* _Your goal_: Set out the records as a JSON list of strings, starting at the first line and ending at the line that contains "news-title: international fiesta", with one string per line and blank lines omitted.

··· Working data

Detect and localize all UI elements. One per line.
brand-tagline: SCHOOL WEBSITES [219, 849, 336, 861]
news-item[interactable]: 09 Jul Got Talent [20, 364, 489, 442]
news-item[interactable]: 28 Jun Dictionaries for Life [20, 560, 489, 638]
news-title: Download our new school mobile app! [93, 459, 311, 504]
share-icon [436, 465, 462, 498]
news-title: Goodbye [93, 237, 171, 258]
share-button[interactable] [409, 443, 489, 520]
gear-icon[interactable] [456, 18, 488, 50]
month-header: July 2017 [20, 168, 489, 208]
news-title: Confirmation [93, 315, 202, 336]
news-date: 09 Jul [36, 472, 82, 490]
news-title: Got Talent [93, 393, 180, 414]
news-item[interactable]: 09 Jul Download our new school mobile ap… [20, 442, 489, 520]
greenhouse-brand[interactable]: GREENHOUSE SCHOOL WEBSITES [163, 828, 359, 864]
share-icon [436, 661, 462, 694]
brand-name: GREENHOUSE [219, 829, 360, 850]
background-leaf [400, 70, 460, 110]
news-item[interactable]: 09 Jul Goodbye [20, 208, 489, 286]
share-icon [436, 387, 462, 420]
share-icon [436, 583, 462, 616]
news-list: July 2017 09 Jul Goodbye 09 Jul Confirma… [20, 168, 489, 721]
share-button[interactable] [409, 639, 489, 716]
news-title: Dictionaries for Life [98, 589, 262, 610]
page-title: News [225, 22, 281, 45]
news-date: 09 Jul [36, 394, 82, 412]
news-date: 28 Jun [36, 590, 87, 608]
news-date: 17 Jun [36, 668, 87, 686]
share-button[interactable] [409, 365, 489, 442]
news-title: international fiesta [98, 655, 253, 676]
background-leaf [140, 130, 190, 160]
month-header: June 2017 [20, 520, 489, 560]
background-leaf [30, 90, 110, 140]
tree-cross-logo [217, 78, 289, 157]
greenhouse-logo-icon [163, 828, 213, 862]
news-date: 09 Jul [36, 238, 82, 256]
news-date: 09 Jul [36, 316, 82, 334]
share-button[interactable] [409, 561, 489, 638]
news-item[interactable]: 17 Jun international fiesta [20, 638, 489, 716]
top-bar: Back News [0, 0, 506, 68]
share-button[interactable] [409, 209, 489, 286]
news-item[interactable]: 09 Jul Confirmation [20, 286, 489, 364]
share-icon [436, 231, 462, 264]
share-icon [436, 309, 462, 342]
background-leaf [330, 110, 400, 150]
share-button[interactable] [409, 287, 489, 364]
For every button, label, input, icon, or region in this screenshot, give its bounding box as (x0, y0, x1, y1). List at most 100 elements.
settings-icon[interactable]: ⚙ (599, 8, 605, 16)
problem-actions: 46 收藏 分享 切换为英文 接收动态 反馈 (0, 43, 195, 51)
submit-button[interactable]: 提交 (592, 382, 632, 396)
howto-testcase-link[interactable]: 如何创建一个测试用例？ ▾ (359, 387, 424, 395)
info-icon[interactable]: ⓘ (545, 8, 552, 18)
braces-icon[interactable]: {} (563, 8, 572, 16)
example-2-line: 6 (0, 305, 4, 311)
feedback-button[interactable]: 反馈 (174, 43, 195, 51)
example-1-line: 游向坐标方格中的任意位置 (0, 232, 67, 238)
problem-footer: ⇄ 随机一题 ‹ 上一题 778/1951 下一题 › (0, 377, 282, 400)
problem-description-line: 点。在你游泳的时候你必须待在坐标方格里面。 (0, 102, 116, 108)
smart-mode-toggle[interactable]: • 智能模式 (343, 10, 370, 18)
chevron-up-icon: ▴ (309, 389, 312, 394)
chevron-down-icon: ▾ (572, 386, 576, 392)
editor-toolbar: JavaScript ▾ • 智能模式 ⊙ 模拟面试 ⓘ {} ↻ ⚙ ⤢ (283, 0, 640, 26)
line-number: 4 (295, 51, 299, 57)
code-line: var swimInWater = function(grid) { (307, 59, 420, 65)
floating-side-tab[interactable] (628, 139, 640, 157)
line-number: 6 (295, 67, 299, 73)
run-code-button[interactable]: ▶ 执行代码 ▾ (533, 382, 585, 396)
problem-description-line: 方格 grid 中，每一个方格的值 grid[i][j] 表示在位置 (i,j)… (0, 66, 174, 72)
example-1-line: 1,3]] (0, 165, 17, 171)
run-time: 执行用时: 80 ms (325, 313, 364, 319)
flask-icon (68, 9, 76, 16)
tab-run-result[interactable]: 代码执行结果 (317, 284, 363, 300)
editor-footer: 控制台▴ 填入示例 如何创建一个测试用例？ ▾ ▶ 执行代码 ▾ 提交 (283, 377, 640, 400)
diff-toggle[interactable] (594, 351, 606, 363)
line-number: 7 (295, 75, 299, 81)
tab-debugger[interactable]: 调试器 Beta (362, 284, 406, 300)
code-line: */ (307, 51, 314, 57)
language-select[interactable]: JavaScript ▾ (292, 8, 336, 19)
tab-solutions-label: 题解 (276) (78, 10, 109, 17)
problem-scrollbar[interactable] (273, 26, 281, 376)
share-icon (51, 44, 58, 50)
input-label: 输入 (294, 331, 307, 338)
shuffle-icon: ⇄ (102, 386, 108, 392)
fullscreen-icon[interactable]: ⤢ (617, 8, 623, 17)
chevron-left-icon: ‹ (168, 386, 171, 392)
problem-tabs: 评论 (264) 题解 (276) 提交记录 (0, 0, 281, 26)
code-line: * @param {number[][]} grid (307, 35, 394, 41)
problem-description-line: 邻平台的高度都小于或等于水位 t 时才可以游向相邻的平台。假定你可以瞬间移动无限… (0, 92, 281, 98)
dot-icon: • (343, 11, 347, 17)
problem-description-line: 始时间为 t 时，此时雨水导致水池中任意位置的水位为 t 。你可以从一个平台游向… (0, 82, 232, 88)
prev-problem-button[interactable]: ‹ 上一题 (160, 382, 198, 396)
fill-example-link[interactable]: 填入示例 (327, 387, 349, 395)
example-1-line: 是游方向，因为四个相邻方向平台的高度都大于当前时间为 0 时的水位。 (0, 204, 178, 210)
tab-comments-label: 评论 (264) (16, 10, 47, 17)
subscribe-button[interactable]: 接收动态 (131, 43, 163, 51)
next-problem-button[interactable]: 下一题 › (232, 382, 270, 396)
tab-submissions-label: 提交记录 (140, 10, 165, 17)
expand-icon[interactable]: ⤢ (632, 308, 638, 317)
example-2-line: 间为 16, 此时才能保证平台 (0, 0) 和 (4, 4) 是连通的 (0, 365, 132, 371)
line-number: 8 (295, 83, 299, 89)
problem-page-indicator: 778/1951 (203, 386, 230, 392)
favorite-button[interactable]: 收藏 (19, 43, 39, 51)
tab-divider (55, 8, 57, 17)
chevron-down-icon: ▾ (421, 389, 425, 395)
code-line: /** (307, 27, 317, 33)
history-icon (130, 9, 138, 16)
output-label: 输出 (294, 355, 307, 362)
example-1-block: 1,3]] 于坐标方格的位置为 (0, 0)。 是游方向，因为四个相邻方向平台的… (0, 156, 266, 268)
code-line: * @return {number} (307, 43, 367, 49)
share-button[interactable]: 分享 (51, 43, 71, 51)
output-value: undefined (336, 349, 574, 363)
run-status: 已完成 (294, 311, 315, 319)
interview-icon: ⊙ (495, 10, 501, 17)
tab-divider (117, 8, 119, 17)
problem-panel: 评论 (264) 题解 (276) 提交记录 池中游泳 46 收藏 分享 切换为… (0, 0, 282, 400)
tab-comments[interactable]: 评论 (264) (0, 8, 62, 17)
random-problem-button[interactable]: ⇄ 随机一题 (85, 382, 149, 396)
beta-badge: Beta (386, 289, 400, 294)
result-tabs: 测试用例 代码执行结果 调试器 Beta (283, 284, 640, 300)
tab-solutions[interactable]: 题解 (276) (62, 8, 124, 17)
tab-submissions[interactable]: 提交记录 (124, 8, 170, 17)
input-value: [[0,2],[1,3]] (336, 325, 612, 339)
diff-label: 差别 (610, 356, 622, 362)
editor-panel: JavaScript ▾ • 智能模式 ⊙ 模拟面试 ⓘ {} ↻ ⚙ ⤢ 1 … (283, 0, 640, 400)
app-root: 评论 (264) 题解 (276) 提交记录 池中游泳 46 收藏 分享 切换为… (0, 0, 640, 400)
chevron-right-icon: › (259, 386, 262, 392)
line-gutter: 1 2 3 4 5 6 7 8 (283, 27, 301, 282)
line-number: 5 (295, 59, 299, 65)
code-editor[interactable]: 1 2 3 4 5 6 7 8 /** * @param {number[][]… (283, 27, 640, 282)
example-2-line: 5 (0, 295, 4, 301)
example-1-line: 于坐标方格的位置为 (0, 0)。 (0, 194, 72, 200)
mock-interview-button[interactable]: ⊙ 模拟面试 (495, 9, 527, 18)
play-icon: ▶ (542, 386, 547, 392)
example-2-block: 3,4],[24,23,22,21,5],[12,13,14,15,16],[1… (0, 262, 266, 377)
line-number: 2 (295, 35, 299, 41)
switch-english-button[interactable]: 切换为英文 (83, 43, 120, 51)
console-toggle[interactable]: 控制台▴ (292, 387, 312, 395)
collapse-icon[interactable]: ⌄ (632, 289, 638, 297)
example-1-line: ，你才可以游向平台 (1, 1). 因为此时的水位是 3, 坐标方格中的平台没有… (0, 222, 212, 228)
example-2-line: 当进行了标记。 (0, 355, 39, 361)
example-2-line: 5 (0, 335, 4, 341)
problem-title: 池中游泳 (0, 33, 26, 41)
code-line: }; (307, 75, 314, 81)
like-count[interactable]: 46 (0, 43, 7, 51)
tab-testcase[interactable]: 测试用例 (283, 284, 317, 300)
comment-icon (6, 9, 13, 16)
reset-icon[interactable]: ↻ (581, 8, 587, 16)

······

* _Result_:
[
  "Detect and localize all UI elements. One per line.",
  "brand-tagline: SCHOOL WEBSITES [219, 849, 336, 861]",
  "news-item[interactable]: 09 Jul Got Talent [20, 364, 489, 442]",
  "news-item[interactable]: 28 Jun Dictionaries for Life [20, 560, 489, 638]",
  "news-title: Download our new school mobile app! [93, 459, 311, 504]",
  "share-icon [436, 465, 462, 498]",
  "news-title: Goodbye [93, 237, 171, 258]",
  "share-button[interactable] [409, 443, 489, 520]",
  "gear-icon[interactable] [456, 18, 488, 50]",
  "month-header: July 2017 [20, 168, 489, 208]",
  "news-title: Confirmation [93, 315, 202, 336]",
  "news-date: 09 Jul [36, 472, 82, 490]",
  "news-title: Got Talent [93, 393, 180, 414]",
  "news-item[interactable]: 09 Jul Download our new school mobile ap… [20, 442, 489, 520]",
  "greenhouse-brand[interactable]: GREENHOUSE SCHOOL WEBSITES [163, 828, 359, 864]",
  "share-icon [436, 661, 462, 694]",
  "brand-name: GREENHOUSE [219, 829, 360, 850]",
  "background-leaf [400, 70, 460, 110]",
  "news-item[interactable]: 09 Jul Goodbye [20, 208, 489, 286]",
  "share-icon [436, 387, 462, 420]",
  "share-icon [436, 583, 462, 616]",
  "news-list: July 2017 09 Jul Goodbye 09 Jul Confirma… [20, 168, 489, 721]",
  "share-button[interactable] [409, 639, 489, 716]",
  "news-title: Dictionaries for Life [98, 589, 262, 610]",
  "page-title: News [225, 22, 281, 45]",
  "news-date: 09 Jul [36, 394, 82, 412]",
  "news-date: 28 Jun [36, 590, 87, 608]",
  "news-date: 17 Jun [36, 668, 87, 686]",
  "share-button[interactable] [409, 365, 489, 442]",
  "news-title: international fiesta [98, 655, 253, 676]"
]